# What to bring to the Outer Banks???



## sloppydawg123 (Jul 24, 2014)

Heading to the Outer Banks this weekend (July 27th) for a week. My options will be surf, pier or kayak fishing. What kind of gear should I bring for and what should I target?

Thanks in advance for the help


----------



## Dr. Strangelove (Jul 24, 2014)

Surf and pier will be the same thing - heavy spinning reels or baitcasters, my surf rods were 13' to 18' long, lots of 5oz triangle weights.

For surf fishing, some PVC rod holders cut at 60° angle on one end to drive into the sand, about 3' long.  

Wire rigs, double hook with a dropper on the bottom for the weight, the cheapie ones from the store will break off if you luck into a big drum.  Make your own if you can.

Some 3 or 4oz silver spoons in case you hit a run of bluefish.

Cutting board and knife for cutting up mullet as bait, a Coleman stove and provisions to cook breakfast on the beach and fry up your catch for lunch, nothing better than frying a still flopping fish while it's heart is beating in your hand.

Beer.  Lots of beer.

Coleman lanterns and stands for night fishing, air-compressor to re-inflate your tires after you go on the beach.

A Jeep.

Where specifically are you going?


----------



## sloppydawg123 (Jul 24, 2014)

We are renting a house in corolla for the week. I don't have long surf rods, so I'm thinking I may do more pier and kayak fishing to be about to get out into the water a bit more.


----------



## Dr. Strangelove (Jul 24, 2014)

You can a cheapie surf combo for $30 or so at a fishing shop and use it for catfish when you come back.  Pick up a couple of surf rigs and a spoon or two for your beach days.  All piers have basket nets they will let you use if you ask, don't gut your reels trying to haul a fish up.

*** Be sure to hose down all gear fishing gear used at the end of each day, or it will lock up tight ***

Take the nozzle off, and just use the hose (drink some, it's good for you) to gently flush all the salt off.


----------



## westcobbdog (Aug 24, 2017)

sloppydawg123 said:


> We are renting a house in corolla for the week. I don't have long surf rods, so I'm thinking I may do more pier and kayak fishing to be about to get out into the water a bit more.



Headed to Corolla in the morning.


----------

• _What to do_:
A – Reproduce the Outer Banks fishing thread from "Surf and pier" to "Lots of beer.".
B – Using the Outer Banks fishing thread, decide whether each statement below agrees with it. Answer yes or no for each, and quote the words from the thread that settle it.
(i) The first poster planned to arrive on July 27th and stay for a week.
(ii) The PVC rod holders suggested for surf fishing are about 5' long.
(iii) Piers will let you use their basket nets if you ask.
C – Answer these questions from the Outer Banks fishing thread.
(i) How long were Dr. Strangelove's surf rods?
(ii) In what town was sloppydawg123 renting a house?
(iii) About how much does a cheap surf combo cost at a fishing shop?

• _Data rows_:
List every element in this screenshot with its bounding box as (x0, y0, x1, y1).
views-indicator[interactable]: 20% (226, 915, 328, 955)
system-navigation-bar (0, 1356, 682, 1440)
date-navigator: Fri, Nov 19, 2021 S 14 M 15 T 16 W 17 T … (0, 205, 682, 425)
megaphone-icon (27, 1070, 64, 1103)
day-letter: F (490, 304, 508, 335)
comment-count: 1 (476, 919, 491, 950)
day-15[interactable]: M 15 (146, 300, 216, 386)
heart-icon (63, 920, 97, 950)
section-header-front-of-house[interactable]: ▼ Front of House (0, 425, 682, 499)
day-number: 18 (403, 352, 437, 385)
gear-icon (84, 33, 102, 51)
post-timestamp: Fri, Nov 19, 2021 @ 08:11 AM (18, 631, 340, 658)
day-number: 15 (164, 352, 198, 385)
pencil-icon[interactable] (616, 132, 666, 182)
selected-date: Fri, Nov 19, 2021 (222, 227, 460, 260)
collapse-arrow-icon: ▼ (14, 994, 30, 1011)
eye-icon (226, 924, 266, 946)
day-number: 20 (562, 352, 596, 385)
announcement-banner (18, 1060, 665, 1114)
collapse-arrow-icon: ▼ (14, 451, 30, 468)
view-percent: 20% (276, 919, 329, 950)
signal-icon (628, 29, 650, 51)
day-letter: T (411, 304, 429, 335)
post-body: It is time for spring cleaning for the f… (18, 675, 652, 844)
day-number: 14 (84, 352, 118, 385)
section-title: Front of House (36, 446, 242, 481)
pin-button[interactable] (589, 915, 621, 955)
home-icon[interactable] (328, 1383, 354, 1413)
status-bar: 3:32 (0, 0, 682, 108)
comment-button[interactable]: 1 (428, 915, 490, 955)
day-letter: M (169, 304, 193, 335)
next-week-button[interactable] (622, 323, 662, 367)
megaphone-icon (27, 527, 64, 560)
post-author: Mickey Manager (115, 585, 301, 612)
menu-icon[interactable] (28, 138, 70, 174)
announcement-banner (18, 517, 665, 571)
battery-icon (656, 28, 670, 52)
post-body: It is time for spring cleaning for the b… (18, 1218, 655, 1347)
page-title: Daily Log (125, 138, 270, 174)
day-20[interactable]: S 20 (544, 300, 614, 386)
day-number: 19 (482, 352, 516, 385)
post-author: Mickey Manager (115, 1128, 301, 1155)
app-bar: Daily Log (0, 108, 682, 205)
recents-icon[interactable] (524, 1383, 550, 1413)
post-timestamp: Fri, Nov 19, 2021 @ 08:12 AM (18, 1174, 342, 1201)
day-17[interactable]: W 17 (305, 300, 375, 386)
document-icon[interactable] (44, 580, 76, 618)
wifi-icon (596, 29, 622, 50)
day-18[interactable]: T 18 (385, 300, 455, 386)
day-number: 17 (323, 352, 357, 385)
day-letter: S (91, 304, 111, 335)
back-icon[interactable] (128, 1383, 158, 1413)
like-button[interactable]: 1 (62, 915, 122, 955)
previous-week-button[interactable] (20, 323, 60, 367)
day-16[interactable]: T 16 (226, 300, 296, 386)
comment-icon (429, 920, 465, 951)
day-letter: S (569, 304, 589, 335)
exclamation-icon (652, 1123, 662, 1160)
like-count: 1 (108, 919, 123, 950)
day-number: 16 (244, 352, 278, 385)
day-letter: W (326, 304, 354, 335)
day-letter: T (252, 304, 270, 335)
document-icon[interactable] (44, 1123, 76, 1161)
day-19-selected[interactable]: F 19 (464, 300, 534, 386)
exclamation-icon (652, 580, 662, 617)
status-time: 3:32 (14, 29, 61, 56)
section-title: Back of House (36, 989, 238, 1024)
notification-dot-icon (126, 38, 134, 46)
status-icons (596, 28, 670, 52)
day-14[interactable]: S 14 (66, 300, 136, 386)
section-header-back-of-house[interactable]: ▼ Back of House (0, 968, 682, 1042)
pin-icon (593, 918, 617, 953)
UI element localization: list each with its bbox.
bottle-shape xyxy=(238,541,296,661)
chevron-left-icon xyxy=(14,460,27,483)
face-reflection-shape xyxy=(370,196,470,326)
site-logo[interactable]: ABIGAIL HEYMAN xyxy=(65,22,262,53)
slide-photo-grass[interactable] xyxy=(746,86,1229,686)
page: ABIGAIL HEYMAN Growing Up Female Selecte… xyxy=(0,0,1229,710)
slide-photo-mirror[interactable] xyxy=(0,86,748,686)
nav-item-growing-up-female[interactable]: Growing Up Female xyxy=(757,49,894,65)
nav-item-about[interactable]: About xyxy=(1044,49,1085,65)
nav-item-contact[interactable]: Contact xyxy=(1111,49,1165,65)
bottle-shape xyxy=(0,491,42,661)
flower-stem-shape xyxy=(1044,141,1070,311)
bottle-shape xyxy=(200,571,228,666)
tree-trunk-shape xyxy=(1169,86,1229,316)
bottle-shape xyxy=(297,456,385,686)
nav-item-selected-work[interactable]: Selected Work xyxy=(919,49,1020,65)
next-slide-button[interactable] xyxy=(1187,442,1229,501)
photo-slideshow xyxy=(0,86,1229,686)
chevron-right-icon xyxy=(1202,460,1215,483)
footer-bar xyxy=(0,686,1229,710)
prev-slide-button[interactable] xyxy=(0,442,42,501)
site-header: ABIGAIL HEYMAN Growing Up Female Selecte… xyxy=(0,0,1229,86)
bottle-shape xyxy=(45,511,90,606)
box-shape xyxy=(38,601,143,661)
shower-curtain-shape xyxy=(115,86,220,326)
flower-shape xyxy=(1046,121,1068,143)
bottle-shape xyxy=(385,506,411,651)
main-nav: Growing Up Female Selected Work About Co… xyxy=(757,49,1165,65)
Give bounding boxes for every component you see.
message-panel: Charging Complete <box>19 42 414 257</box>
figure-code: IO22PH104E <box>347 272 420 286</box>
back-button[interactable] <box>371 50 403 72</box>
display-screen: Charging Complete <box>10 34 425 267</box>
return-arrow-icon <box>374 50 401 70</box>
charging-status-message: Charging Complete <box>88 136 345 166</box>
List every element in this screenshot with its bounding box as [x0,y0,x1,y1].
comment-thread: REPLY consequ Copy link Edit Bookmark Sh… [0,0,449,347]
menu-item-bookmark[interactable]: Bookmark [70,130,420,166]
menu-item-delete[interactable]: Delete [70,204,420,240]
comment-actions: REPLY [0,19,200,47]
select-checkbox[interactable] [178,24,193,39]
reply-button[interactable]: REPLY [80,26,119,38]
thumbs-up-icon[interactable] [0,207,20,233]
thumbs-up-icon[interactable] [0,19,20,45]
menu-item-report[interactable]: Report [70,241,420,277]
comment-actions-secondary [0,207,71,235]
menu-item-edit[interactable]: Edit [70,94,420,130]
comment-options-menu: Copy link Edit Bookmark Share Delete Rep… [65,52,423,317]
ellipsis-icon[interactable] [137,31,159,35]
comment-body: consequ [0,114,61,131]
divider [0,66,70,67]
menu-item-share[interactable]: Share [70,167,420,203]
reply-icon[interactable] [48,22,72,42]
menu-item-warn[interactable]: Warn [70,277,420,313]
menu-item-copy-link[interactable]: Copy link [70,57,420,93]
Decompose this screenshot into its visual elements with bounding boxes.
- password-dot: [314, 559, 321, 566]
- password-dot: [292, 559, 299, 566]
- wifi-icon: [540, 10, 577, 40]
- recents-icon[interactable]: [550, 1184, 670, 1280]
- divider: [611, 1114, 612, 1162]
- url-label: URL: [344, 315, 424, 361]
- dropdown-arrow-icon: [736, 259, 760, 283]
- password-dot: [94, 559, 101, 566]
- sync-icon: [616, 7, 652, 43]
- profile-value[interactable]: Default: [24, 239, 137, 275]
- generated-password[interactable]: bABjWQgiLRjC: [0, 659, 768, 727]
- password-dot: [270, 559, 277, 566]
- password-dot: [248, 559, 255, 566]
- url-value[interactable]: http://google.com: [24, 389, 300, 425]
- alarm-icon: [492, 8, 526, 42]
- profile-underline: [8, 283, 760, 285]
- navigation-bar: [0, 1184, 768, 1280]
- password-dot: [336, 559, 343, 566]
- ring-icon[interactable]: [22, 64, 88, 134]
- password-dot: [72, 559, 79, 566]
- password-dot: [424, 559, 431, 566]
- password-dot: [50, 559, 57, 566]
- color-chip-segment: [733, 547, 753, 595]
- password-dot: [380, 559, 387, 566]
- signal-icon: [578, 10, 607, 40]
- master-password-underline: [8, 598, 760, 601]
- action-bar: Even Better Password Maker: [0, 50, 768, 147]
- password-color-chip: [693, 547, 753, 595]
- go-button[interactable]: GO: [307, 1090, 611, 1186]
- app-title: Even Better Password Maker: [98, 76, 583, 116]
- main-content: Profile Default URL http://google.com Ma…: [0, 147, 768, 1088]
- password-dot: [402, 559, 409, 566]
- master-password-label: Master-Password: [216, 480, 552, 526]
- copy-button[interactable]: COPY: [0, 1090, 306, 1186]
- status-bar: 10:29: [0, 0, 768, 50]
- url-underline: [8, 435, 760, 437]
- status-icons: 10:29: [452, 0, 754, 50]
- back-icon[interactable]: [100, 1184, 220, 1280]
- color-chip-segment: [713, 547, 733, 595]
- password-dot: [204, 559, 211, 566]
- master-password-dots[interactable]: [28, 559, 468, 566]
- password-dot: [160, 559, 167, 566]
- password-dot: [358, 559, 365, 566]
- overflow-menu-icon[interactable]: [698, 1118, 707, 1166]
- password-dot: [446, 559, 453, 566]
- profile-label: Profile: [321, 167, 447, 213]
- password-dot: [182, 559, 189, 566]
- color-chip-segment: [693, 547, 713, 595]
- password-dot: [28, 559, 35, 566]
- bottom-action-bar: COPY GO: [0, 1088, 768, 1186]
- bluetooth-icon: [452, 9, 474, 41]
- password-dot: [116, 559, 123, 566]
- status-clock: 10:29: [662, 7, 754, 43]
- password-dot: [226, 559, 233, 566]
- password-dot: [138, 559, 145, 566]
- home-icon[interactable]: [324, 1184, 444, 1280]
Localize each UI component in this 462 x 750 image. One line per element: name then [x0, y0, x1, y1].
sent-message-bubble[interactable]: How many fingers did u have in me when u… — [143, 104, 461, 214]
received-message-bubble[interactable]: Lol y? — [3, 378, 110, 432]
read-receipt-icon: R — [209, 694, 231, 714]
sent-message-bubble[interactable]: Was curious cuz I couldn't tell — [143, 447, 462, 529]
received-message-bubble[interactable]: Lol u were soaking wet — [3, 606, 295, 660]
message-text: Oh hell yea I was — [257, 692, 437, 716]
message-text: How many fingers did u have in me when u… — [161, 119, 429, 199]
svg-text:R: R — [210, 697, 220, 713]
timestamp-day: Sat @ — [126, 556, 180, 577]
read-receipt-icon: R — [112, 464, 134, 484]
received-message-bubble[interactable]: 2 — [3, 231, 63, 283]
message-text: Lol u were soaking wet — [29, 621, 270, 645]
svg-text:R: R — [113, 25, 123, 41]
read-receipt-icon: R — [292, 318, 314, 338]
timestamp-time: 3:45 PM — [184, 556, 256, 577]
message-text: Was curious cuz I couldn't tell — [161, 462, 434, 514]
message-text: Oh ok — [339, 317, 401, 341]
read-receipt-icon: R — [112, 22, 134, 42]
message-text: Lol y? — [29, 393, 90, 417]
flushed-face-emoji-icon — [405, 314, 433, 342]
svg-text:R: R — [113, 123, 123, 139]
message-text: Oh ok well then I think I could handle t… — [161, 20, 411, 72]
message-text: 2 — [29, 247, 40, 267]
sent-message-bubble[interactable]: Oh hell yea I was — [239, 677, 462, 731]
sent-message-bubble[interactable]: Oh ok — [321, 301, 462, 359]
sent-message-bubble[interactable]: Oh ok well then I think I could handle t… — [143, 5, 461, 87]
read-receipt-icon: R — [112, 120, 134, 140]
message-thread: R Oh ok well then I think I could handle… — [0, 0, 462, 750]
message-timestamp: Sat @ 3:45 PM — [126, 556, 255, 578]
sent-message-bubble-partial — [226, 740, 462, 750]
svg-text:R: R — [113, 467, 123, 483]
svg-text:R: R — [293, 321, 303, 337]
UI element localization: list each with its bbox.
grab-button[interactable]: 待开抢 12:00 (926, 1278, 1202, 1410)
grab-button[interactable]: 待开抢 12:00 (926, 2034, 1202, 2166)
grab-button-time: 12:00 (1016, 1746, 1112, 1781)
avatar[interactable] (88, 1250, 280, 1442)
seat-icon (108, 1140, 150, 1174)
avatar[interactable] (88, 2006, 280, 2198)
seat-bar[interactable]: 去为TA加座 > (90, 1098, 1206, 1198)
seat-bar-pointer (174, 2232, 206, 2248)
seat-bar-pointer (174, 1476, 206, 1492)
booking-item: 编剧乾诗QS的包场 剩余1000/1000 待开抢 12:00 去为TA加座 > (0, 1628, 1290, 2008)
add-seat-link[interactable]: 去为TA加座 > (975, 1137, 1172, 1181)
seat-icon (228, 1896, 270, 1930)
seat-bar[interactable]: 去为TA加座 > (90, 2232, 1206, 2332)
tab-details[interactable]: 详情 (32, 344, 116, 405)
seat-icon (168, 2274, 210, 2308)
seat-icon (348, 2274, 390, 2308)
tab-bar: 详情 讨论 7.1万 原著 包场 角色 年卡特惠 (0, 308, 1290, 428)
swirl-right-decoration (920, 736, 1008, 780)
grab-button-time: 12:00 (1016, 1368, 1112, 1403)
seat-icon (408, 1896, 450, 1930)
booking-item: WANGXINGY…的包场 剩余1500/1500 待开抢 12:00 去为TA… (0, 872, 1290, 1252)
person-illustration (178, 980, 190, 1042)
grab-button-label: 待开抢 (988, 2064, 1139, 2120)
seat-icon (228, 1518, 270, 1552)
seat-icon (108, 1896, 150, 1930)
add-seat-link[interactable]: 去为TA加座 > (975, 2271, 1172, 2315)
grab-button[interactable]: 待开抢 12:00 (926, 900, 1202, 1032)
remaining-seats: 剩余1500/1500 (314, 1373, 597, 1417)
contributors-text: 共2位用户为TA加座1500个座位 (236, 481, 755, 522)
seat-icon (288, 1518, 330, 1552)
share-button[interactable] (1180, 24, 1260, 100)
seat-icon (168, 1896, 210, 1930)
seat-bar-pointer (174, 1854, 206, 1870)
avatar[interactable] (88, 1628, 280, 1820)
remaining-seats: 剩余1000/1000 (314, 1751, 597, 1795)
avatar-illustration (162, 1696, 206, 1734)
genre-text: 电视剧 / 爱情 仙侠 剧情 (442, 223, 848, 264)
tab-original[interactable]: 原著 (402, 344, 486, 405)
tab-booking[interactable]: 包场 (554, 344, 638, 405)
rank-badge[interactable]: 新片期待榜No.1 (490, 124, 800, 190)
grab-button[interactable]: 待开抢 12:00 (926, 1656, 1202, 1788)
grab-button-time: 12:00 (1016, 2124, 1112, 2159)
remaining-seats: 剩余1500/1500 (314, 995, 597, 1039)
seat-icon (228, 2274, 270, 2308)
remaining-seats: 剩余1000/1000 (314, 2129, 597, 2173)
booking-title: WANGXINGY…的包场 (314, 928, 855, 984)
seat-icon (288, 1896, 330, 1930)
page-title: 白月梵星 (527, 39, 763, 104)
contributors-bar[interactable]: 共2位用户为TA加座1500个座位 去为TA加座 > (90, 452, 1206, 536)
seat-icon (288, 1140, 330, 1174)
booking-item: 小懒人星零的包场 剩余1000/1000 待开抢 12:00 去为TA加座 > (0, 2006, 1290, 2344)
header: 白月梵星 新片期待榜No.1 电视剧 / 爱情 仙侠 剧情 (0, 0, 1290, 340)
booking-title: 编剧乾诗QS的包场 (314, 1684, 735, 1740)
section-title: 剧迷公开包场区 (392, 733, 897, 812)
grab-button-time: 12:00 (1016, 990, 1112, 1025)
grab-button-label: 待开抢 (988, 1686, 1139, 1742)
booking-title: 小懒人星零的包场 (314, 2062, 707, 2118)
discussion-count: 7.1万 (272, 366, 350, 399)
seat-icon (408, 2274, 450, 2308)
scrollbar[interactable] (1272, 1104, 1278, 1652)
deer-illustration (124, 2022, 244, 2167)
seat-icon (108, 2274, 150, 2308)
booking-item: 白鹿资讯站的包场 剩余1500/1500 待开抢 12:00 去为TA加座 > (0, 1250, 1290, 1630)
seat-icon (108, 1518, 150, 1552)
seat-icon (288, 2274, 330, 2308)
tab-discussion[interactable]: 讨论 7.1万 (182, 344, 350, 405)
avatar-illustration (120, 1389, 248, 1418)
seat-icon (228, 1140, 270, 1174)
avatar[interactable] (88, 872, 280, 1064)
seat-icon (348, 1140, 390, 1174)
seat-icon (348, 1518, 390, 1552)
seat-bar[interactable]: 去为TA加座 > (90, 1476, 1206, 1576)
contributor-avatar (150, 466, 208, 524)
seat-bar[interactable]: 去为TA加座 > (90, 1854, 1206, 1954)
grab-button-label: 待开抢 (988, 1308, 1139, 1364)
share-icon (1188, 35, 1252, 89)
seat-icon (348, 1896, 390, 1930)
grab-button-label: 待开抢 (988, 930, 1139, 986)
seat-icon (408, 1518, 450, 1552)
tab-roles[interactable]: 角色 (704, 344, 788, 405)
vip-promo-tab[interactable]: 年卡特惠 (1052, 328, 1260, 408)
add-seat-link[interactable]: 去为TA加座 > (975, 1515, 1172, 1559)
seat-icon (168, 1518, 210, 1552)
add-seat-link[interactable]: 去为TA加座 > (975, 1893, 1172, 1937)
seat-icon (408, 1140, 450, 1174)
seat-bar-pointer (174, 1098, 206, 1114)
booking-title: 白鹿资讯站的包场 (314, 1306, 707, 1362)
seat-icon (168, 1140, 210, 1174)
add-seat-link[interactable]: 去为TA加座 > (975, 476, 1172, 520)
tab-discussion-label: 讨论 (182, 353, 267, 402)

• _Solutions to the exercise_:
A –
Surf and pier will be the same thing - heavy spinning reels or baitcasters, my surf rods were 13' to 18' long, lots of 5oz triangle weights.

For surf fishing, some PVC rod holders cut at 60° angle on one end to drive into the sand, about 3' long.  

Wire rigs, double hook with a dropper on the bottom for the weight, the cheapie ones from the store will break off if you luck into a big drum.  Make your own if you can.

Some 3 or 4oz silver spoons in case you hit a run of bluefish.

Cutting board and knife for cutting up mullet as bait, a Coleman stove and provisions to cook breakfast on the beach and fry up your catch for lunch, nothing better than frying a still flopping fish while it's heart is beating in your hand.

Beer.  Lots of beer.

B –
(i) Yes: "Heading to the Outer Banks this weekend (July 27th) for a week."
(ii) No: "some PVC rod holders cut at 60° angle on one end to drive into the sand, about 3' long."
(iii) Yes: "All piers have basket nets they will let you use if you ask"

C –
(i) 13' to 18' long.
(ii) Corolla.
(iii) About $30.